**Rows:**
---
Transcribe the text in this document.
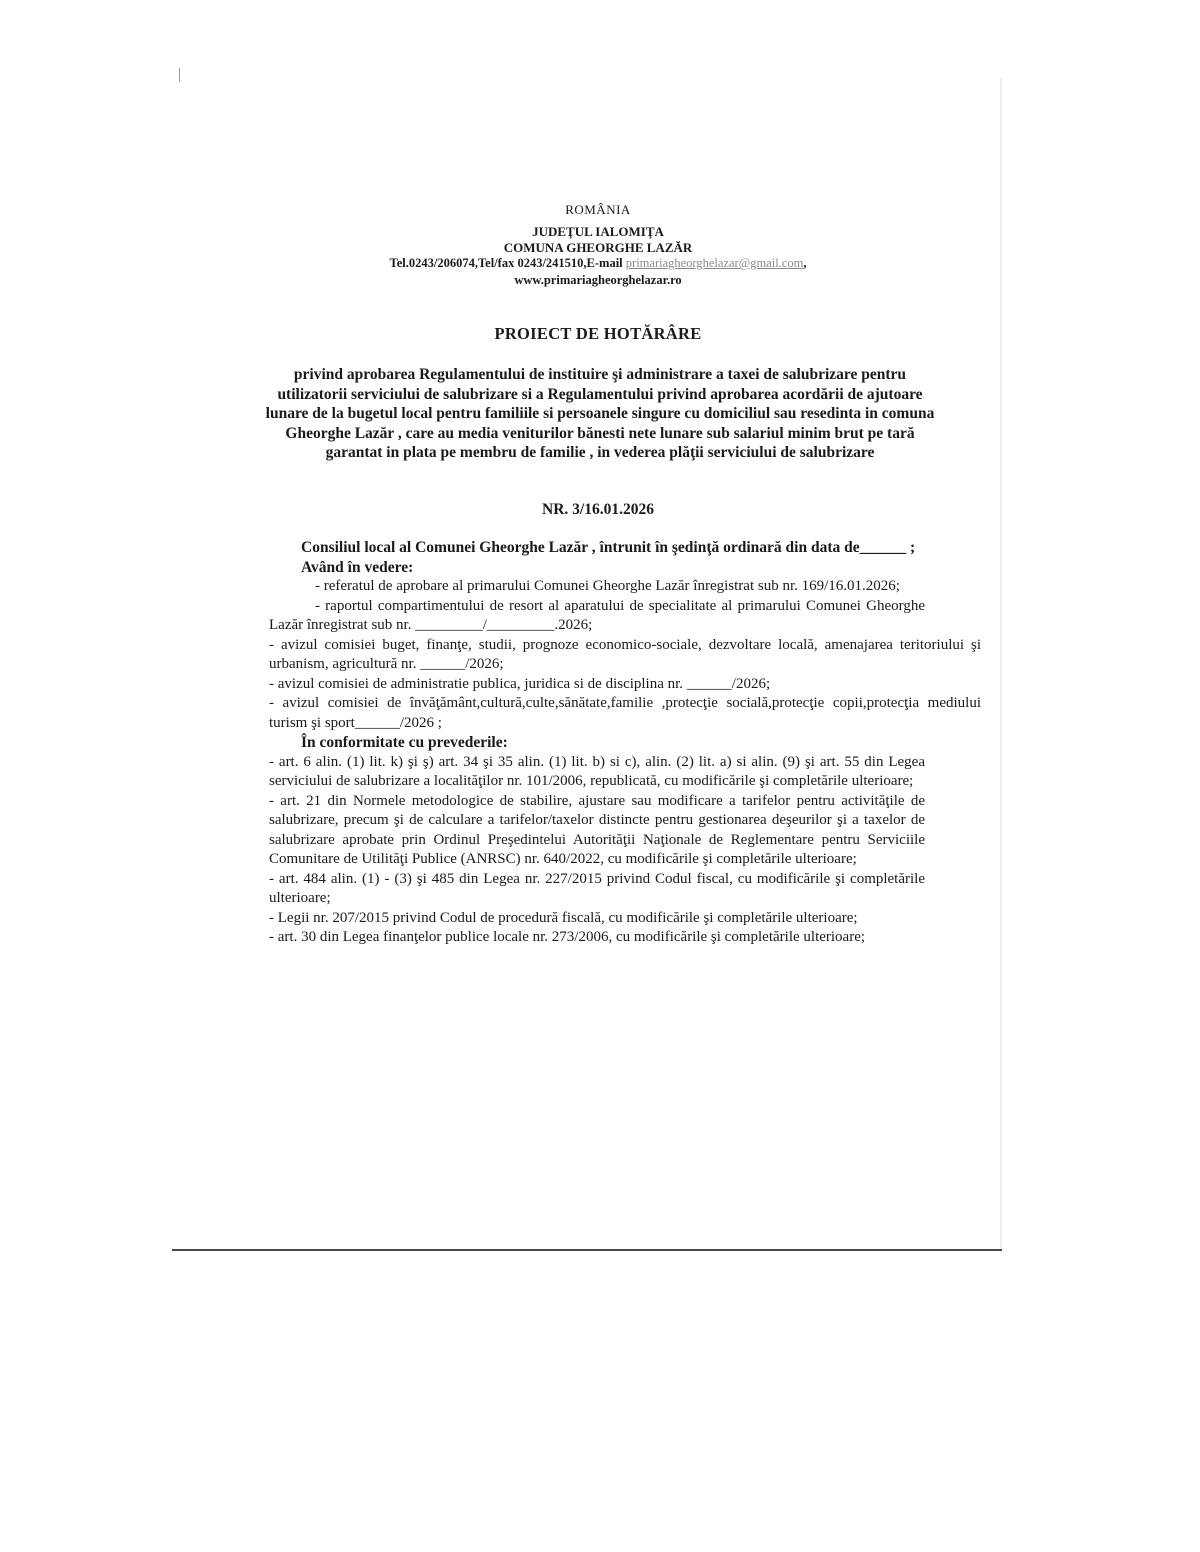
ROMÂNIA
JUDEŢUL IALOMIŢA
COMUNA GHEORGHE LAZĂR
Tel.0243/206074,Tel/fax 0243/241510,E-mail primariagheorghelazar@gmail.com,
www.primariagheorghelazar.ro
PROIECT DE HOTĂRÂRE
privind aprobarea Regulamentului de instituire şi administrare a taxei de salubrizare pentru utilizatorii serviciului de salubrizare si a Regulamentului privind aprobarea acordării de ajutoare lunare de la bugetul local pentru familiile si persoanele singure cu domiciliul sau resedinta in comuna Gheorghe Lazăr , care au media veniturilor bănesti nete lunare sub salariul minim brut pe tară garantat in plata pe membru de familie , in vederea plăţii serviciului de salubrizare
NR. 3/16.01.2026

Consiliul local al Comunei Gheorghe Lazăr , întrunit în şedinţă ordinară din data de______ ;

Având în vedere:

- referatul de aprobare al primarului Comunei Gheorghe Lazăr înregistrat sub nr. 169/16.01.2026;

- raportul compartimentului de resort al aparatului de specialitate al primarului Comunei Gheorghe Lazăr înregistrat sub nr. _________/_________.2026;

- avizul comisiei buget, finanţe, studii, prognoze economico-sociale, dezvoltare locală, amenajarea teritoriului şi urbanism, agricultură nr. ______/2026;

- avizul comisiei de administratie publica, juridica si de disciplina nr. ______/2026;

- avizul comisiei de învăţământ,cultură,culte,sănătate,familie ,protecţie socială,protecţie copii,protecţia mediului turism şi sport______/2026 ;

În conformitate cu prevederile:

- art. 6 alin. (1) lit. k) şi ş) art. 34 şi 35 alin. (1) lit. b) si c), alin. (2) lit. a) si alin. (9) şi art. 55 din Legea serviciului de salubrizare a localităţilor nr. 101/2006, republicată, cu modificările şi completările ulterioare;

- art. 21 din Normele metodologice de stabilire, ajustare sau modificare a tarifelor pentru activităţile de salubrizare, precum şi de calculare a tarifelor/taxelor distincte pentru gestionarea deşeurilor şi a taxelor de salubrizare aprobate prin Ordinul Preşedintelui Autorităţii Naţionale de Reglementare pentru Serviciile Comunitare de Utilităţi Publice (ANRSC) nr. 640/2022, cu modificările şi completările ulterioare;

- art. 484 alin. (1) - (3) şi 485 din Legea nr. 227/2015 privind Codul fiscal, cu modificările şi completările ulterioare;

- Legii nr. 207/2015 privind Codul de procedură fiscală, cu modificările şi completările ulterioare;

- art. 30 din Legea finanţelor publice locale nr. 273/2006, cu modificările şi completările ulterioare;
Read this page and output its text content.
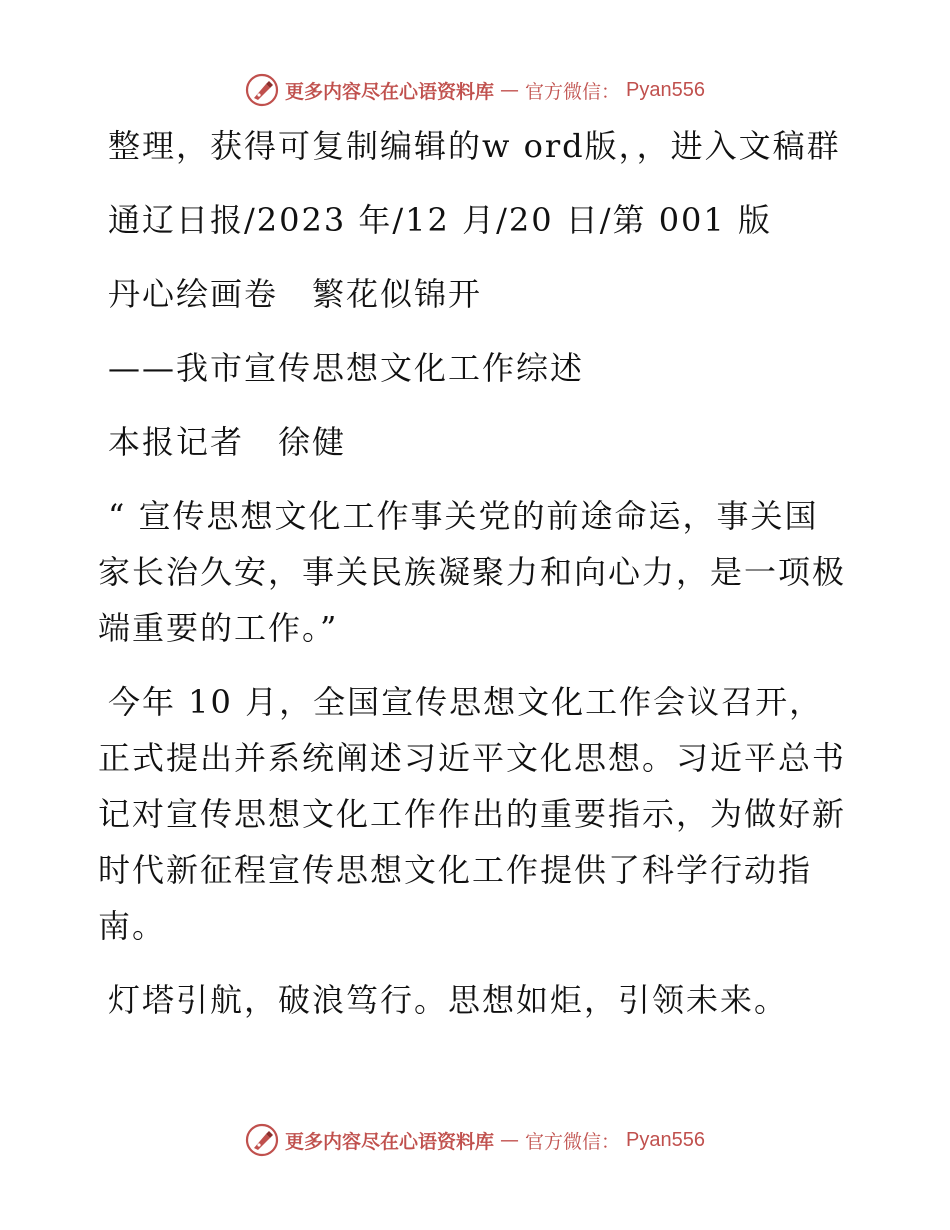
更多内容尽在心语资料库 — 官方微信： Pyan556

整理，获得可复制编辑的w ord版，，进入文稿群

通辽日报/2023 年/12 月/20 日/第 001 版

丹心绘画卷　繁花似锦开

——我市宣传思想文化工作综述

本报记者　徐健

“ 宣传思想文化工作事关党的前途命运，事关国家长治久安，事关民族凝聚力和向心力，是一项极端重要的工作。”

今年 10 月，全国宣传思想文化工作会议召开，正式提出并系统阐述习近平文化思想。习近平总书记对宣传思想文化工作作出的重要指示，为做好新时代新征程宣传思想文化工作提供了科学行动指南。

灯塔引航，破浪笃行。思想如炬，引领未来。

更多内容尽在心语资料库 — 官方微信： Pyan556
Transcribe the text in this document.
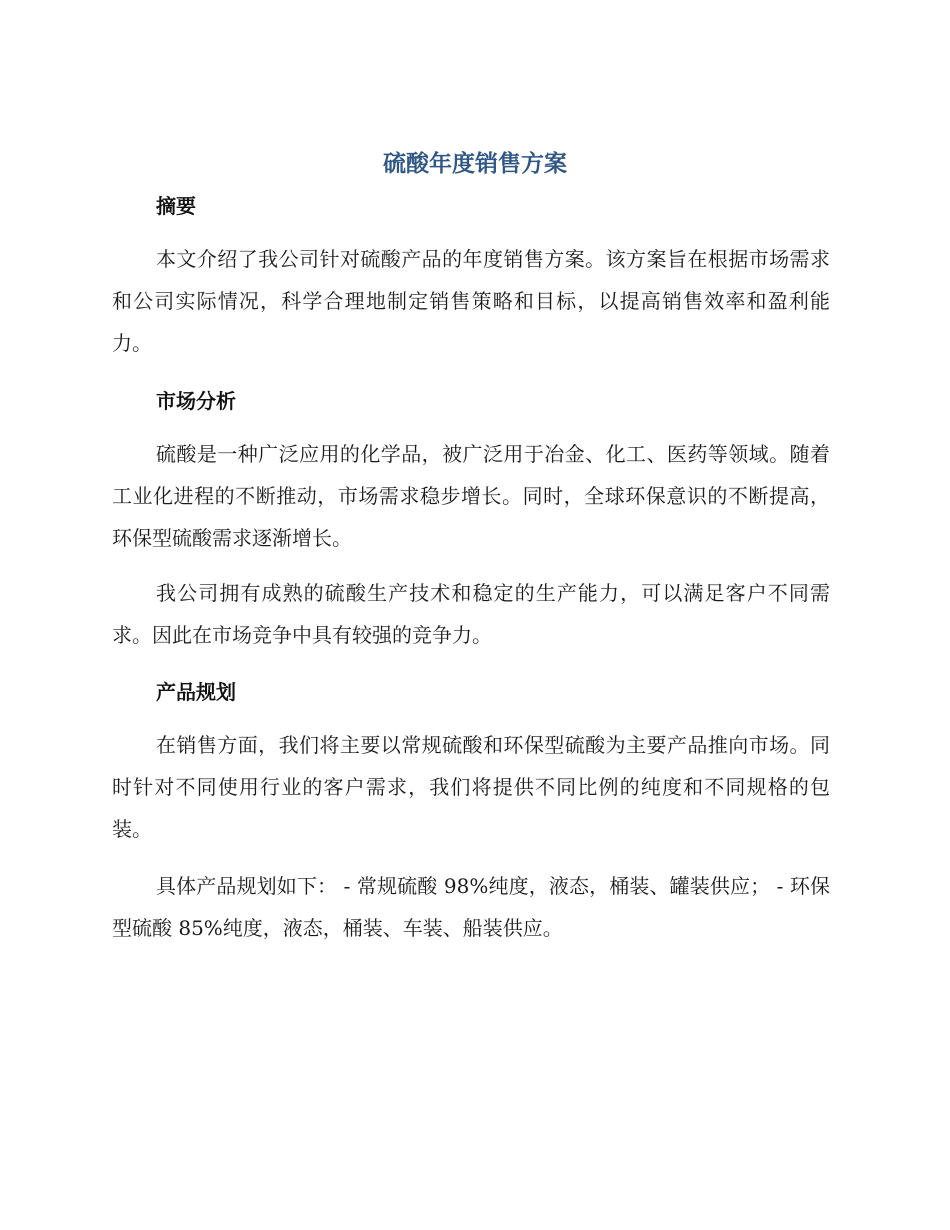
硫酸年度销售方案
摘要

本文介绍了我公司针对硫酸产品的年度销售方案。该方案旨在根据市场需求和公司实际情况，科学合理地制定销售策略和目标，以提高销售效率和盈利能力。

市场分析

硫酸是一种广泛应用的化学品，被广泛用于冶金、化工、医药等领域。随着工业化进程的不断推动，市场需求稳步增长。同时，全球环保意识的不断提高，环保型硫酸需求逐渐增长。

我公司拥有成熟的硫酸生产技术和稳定的生产能力，可以满足客户不同需求。因此在市场竞争中具有较强的竞争力。

产品规划

在销售方面，我们将主要以常规硫酸和环保型硫酸为主要产品推向市场。同时针对不同使用行业的客户需求，我们将提供不同比例的纯度和不同规格的包装。

具体产品规划如下： - 常规硫酸 98%纯度，液态，桶装、罐装供应； - 环保型硫酸 85%纯度，液态，桶装、车装、船装供应。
---
**Required work:** Give only the number of lines in the listing above that include the string "primariagheorghelazar".

**Response below:** 2